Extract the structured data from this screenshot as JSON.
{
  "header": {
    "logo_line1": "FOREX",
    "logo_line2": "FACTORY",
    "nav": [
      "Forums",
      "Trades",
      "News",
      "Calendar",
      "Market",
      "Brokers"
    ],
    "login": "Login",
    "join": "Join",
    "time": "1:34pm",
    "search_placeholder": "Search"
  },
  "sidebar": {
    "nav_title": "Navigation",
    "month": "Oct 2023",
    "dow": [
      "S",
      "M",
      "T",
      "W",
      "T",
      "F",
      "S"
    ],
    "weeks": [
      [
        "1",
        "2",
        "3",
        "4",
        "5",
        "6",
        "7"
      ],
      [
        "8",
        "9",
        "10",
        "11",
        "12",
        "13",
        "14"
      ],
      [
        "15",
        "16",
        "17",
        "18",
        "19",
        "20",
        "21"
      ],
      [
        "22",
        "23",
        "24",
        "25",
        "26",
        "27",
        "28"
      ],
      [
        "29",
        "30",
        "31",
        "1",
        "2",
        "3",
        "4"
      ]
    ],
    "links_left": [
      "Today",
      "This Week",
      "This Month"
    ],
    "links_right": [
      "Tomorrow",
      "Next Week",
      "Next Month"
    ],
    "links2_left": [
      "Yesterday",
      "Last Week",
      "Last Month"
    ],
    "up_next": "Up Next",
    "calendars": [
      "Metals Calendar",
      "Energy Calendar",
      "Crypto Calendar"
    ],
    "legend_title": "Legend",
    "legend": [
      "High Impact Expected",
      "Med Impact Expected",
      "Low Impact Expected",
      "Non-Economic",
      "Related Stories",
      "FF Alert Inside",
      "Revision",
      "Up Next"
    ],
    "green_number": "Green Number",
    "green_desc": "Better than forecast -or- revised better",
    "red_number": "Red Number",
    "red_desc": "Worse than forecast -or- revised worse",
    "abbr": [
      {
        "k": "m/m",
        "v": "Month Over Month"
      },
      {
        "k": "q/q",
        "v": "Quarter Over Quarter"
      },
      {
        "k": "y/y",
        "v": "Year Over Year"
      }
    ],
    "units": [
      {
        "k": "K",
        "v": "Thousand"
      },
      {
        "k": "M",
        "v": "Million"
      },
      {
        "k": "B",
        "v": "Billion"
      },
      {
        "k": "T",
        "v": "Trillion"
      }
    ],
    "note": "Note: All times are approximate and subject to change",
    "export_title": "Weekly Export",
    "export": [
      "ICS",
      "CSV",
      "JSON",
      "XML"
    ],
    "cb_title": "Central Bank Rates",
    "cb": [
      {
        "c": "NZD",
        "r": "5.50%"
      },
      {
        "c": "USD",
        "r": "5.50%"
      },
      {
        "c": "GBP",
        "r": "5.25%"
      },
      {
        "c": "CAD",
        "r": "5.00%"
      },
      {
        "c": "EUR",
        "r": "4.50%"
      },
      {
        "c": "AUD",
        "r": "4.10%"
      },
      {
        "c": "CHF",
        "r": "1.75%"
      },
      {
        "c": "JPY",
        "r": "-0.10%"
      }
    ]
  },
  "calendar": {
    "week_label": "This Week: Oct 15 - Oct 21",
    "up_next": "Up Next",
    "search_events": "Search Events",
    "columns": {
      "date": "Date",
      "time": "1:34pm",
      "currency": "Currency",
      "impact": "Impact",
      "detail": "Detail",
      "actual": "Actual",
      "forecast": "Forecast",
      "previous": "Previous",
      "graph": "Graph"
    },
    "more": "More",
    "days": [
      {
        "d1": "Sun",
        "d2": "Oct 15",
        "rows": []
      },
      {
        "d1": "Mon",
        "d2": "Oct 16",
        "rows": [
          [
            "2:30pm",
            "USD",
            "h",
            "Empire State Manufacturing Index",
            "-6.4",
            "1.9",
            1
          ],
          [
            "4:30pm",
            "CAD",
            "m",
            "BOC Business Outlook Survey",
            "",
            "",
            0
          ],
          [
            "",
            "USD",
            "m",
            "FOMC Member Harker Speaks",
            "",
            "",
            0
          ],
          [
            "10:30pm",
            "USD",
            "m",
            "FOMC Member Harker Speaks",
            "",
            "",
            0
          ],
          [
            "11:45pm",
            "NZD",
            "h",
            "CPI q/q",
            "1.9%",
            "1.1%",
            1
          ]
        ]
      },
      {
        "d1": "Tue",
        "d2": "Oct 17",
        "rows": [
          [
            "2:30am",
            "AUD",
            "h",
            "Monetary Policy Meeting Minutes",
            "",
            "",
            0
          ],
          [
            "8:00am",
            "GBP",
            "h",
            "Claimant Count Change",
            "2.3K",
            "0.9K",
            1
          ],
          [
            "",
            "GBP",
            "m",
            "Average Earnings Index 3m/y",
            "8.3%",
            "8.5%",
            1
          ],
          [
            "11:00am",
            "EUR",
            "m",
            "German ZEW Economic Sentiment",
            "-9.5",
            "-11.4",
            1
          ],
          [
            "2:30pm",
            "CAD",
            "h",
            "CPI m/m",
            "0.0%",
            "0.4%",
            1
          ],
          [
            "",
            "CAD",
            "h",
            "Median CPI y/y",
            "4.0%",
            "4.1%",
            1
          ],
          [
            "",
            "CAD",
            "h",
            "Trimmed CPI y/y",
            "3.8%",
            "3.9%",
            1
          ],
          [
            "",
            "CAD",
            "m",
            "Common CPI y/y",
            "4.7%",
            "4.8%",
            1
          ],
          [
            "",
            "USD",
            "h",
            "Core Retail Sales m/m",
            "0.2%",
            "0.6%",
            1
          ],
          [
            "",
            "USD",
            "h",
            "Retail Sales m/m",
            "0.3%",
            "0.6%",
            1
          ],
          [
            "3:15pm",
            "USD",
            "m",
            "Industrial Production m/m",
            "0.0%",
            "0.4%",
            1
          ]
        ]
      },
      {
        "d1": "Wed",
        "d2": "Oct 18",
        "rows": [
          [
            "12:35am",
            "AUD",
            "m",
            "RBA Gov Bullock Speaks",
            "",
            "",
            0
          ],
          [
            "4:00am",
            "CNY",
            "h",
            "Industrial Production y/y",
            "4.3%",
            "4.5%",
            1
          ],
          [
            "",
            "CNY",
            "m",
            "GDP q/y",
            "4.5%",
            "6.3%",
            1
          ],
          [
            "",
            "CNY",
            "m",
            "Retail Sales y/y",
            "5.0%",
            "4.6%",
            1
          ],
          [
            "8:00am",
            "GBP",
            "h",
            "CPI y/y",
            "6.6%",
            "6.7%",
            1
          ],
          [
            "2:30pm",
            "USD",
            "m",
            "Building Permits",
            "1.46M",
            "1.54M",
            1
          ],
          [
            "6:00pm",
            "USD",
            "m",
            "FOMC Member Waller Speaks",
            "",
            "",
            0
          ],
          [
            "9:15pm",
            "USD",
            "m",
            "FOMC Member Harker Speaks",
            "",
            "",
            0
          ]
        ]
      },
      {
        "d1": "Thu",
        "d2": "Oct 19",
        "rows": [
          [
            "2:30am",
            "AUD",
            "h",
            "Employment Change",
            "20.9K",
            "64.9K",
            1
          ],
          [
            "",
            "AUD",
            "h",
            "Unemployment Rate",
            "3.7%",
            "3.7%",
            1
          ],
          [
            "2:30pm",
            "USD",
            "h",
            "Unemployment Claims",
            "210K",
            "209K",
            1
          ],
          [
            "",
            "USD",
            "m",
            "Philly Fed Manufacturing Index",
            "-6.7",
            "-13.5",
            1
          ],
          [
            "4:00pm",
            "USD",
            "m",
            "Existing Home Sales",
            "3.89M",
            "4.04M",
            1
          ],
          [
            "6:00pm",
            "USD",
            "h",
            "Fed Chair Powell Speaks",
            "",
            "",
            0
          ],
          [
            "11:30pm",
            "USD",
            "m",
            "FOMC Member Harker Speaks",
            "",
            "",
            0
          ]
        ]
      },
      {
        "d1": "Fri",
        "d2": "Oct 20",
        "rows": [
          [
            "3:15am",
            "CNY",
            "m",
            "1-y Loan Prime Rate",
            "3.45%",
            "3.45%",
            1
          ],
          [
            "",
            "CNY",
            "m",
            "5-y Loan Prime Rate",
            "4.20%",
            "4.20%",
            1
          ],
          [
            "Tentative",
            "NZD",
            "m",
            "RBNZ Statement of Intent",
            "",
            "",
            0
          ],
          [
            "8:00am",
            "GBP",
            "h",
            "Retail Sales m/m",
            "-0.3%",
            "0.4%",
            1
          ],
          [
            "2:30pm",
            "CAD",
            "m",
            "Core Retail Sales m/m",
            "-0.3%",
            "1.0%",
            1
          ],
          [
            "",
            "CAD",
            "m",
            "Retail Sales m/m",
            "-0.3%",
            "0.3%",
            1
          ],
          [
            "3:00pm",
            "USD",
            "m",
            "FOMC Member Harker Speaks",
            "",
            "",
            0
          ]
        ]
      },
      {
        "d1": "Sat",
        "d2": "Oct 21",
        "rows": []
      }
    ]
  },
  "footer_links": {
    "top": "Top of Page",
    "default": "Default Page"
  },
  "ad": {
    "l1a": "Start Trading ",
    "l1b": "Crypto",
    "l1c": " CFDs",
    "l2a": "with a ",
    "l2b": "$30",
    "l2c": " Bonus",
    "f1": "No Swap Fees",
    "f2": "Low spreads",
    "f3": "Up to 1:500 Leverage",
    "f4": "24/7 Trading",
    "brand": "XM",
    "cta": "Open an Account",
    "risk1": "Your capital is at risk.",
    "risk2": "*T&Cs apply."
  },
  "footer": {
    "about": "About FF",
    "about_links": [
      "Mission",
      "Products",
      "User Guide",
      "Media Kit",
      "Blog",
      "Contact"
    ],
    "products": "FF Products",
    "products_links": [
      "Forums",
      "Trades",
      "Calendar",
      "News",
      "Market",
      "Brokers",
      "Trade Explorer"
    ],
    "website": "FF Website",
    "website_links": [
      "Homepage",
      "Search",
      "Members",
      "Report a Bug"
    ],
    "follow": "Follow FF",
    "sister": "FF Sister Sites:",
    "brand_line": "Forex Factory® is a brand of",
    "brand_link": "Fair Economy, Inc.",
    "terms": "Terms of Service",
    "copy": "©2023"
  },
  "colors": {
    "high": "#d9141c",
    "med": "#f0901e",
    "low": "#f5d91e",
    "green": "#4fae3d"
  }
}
-*-
DIRECTIONS: Identify every line above that includes the word "Impact", and show those lines.

RESPONSE FOR THIS EXERCISE:
      "High Impact Expected",
      "Med Impact Expected",
      "Low Impact Expected",
      "impact": "Impact",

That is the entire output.